» YOUR INSTRUCTIONS:
Your task is to repeat the entries exactly. Leave the pictures out.

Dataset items
/---

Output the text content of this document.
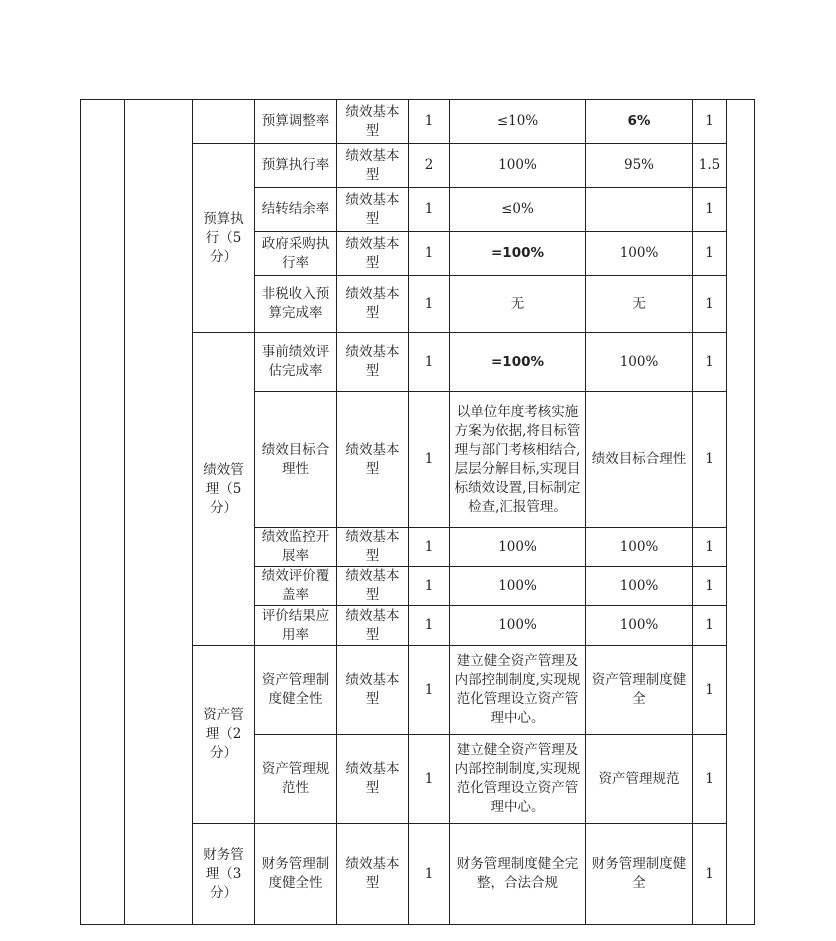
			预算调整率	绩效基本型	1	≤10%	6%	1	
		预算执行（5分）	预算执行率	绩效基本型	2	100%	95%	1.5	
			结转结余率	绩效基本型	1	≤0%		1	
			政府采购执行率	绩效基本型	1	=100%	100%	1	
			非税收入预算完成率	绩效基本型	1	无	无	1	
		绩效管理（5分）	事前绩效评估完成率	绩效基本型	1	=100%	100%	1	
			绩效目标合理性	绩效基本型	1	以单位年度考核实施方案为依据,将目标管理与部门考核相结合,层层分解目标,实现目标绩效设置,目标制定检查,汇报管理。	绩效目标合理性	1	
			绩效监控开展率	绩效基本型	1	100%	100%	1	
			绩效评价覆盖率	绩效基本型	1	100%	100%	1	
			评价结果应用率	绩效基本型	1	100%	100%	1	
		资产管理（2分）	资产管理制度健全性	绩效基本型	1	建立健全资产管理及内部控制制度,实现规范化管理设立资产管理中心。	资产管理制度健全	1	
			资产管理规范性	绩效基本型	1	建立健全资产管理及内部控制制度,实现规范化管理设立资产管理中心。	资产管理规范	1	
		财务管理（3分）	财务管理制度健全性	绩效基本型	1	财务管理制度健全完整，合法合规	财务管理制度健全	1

\---

» EXERCISE OUTPUT:
Output the text content of this document.
			预算调整率	绩效基本型	1	≤10%	6%	1	
		预算执行（5分）	预算执行率	绩效基本型	2	100%	95%	1.5	
			结转结余率	绩效基本型	1	≤0%		1	
			政府采购执行率	绩效基本型	1	=100%	100%	1	
			非税收入预算完成率	绩效基本型	1	无	无	1	
		绩效管理（5分）	事前绩效评估完成率	绩效基本型	1	=100%	100%	1	
			绩效目标合理性	绩效基本型	1	以单位年度考核实施方案为依据,将目标管理与部门考核相结合,层层分解目标,实现目标绩效设置,目标制定检查,汇报管理。	绩效目标合理性	1	
			绩效监控开展率	绩效基本型	1	100%	100%	1	
			绩效评价覆盖率	绩效基本型	1	100%	100%	1	
			评价结果应用率	绩效基本型	1	100%	100%	1	
		资产管理（2分）	资产管理制度健全性	绩效基本型	1	建立健全资产管理及内部控制制度,实现规范化管理设立资产管理中心。	资产管理制度健全	1	
			资产管理规范性	绩效基本型	1	建立健全资产管理及内部控制制度,实现规范化管理设立资产管理中心。	资产管理规范	1	
		财务管理（3分）	财务管理制度健全性	绩效基本型	1	财务管理制度健全完整，合法合规	财务管理制度健全	1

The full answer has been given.